[LISTED RECORDS]:

☆ ☆ ☆ ☆

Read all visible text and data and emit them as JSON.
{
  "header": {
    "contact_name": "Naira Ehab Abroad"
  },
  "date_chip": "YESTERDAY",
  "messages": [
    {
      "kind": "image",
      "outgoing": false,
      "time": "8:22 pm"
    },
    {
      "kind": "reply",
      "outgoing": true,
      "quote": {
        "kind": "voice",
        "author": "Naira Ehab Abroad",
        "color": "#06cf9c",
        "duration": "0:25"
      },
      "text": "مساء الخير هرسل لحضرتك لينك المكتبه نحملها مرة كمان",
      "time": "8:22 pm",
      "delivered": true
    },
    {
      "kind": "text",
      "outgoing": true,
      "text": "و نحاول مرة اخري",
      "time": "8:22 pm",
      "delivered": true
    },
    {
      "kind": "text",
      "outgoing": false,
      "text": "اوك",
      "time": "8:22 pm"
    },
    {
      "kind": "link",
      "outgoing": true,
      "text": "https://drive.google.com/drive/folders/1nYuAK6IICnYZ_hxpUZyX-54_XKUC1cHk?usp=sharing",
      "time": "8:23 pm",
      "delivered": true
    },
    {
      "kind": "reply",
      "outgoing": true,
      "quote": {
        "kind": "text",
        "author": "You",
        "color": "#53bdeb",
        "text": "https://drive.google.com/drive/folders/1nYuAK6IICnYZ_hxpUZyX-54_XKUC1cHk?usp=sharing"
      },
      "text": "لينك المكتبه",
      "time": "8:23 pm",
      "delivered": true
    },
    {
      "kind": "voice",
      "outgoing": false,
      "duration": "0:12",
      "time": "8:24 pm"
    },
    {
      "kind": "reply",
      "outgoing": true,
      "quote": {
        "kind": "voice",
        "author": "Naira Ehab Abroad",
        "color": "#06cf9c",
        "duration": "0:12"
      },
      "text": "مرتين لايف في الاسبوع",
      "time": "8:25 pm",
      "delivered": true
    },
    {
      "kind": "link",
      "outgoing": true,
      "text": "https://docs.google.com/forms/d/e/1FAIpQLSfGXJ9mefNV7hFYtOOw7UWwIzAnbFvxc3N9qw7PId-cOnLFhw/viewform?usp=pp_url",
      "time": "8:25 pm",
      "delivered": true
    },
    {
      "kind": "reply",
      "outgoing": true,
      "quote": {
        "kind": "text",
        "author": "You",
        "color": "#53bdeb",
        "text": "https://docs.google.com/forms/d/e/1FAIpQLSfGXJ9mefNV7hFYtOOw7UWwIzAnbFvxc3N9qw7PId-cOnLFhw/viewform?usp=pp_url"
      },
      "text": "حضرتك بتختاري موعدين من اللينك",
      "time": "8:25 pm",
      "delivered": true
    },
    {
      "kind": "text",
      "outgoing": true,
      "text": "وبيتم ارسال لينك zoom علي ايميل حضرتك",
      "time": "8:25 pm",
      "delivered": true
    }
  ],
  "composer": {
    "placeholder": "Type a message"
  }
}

☆ ☆ ☆ ☆

[WRITTEN TASK]:
Every line of the material must be returned exactly as it appears.

[RESULT]:
Read all visible text and data and emit them as JSON.
{
  "header": {
    "contact_name": "Naira Ehab Abroad"
  },
  "date_chip": "YESTERDAY",
  "messages": [
    {
      "kind": "image",
      "outgoing": false,
      "time": "8:22 pm"
    },
    {
      "kind": "reply",
      "outgoing": true,
      "quote": {
        "kind": "voice",
        "author": "Naira Ehab Abroad",
        "color": "#06cf9c",
        "duration": "0:25"
      },
      "text": "مساء الخير هرسل لحضرتك لينك المكتبه نحملها مرة كمان",
      "time": "8:22 pm",
      "delivered": true
    },
    {
      "kind": "text",
      "outgoing": true,
      "text": "و نحاول مرة اخري",
      "time": "8:22 pm",
      "delivered": true
    },
    {
      "kind": "text",
      "outgoing": false,
      "text": "اوك",
      "time": "8:22 pm"
    },
    {
      "kind": "link",
      "outgoing": true,
      "text": "https://drive.google.com/drive/folders/1nYuAK6IICnYZ_hxpUZyX-54_XKUC1cHk?usp=sharing",
      "time": "8:23 pm",
      "delivered": true
    },
    {
      "kind": "reply",
      "outgoing": true,
      "quote": {
        "kind": "text",
        "author": "You",
        "color": "#53bdeb",
        "text": "https://drive.google.com/drive/folders/1nYuAK6IICnYZ_hxpUZyX-54_XKUC1cHk?usp=sharing"
      },
      "text": "لينك المكتبه",
      "time": "8:23 pm",
      "delivered": true
    },
    {
      "kind": "voice",
      "outgoing": false,
      "duration": "0:12",
      "time": "8:24 pm"
    },
    {
      "kind": "reply",
      "outgoing": true,
      "quote": {
        "kind": "voice",
        "author": "Naira Ehab Abroad",
        "color": "#06cf9c",
        "duration": "0:12"
      },
      "text": "مرتين لايف في الاسبوع",
      "time": "8:25 pm",
      "delivered": true
    },
    {
      "kind": "link",
      "outgoing": true,
      "text": "https://docs.google.com/forms/d/e/1FAIpQLSfGXJ9mefNV7hFYtOOw7UWwIzAnbFvxc3N9qw7PId-cOnLFhw/viewform?usp=pp_url",
      "time": "8:25 pm",
      "delivered": true
    },
    {
      "kind": "reply",
      "outgoing": true,
      "quote": {
        "kind": "text",
        "author": "You",
        "color": "#53bdeb",
        "text": "https://docs.google.com/forms/d/e/1FAIpQLSfGXJ9mefNV7hFYtOOw7UWwIzAnbFvxc3N9qw7PId-cOnLFhw/viewform?usp=pp_url"
      },
      "text": "حضرتك بتختاري موعدين من اللينك",
      "time": "8:25 pm",
      "delivered": true
    },
    {
      "kind": "text",
      "outgoing": true,
      "text": "وبيتم ارسال لينك zoom علي ايميل حضرتك",
      "time": "8:25 pm",
      "delivered": true
    }
  ],
  "composer": {
    "placeholder": "Type a message"
  }
}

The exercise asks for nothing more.